**Instructions to follow**
Look through the material below. Copy each line that contains the string "this".

**Entries**
— start —
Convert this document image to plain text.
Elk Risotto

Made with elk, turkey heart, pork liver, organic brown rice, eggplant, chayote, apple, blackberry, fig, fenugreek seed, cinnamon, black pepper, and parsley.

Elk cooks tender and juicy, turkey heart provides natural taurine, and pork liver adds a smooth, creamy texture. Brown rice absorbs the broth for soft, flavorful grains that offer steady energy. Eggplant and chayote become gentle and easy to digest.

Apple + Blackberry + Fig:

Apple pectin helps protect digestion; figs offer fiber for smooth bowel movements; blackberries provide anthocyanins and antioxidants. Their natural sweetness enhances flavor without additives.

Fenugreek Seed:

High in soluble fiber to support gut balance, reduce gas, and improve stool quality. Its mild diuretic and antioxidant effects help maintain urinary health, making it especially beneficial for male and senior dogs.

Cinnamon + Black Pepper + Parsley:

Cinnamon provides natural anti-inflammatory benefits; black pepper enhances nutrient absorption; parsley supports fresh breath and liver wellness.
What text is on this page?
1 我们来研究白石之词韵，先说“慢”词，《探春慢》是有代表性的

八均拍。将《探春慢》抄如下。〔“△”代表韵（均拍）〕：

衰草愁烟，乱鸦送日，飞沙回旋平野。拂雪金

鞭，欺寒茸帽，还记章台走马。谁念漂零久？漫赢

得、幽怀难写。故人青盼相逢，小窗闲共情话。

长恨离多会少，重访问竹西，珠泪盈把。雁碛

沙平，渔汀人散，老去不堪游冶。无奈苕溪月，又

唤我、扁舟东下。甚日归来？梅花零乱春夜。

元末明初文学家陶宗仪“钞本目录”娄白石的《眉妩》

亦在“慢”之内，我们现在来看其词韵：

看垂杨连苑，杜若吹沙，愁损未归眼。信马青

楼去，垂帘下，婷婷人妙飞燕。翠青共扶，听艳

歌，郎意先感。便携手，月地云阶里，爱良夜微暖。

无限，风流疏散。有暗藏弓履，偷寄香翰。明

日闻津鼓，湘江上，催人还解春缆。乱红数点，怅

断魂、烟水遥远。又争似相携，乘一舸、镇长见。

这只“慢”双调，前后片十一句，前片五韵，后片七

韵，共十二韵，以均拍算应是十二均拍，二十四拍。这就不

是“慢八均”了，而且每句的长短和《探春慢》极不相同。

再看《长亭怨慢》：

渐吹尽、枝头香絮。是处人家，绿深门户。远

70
— end —
**Task response**
Convert this document image to plain text.
What text is on this page?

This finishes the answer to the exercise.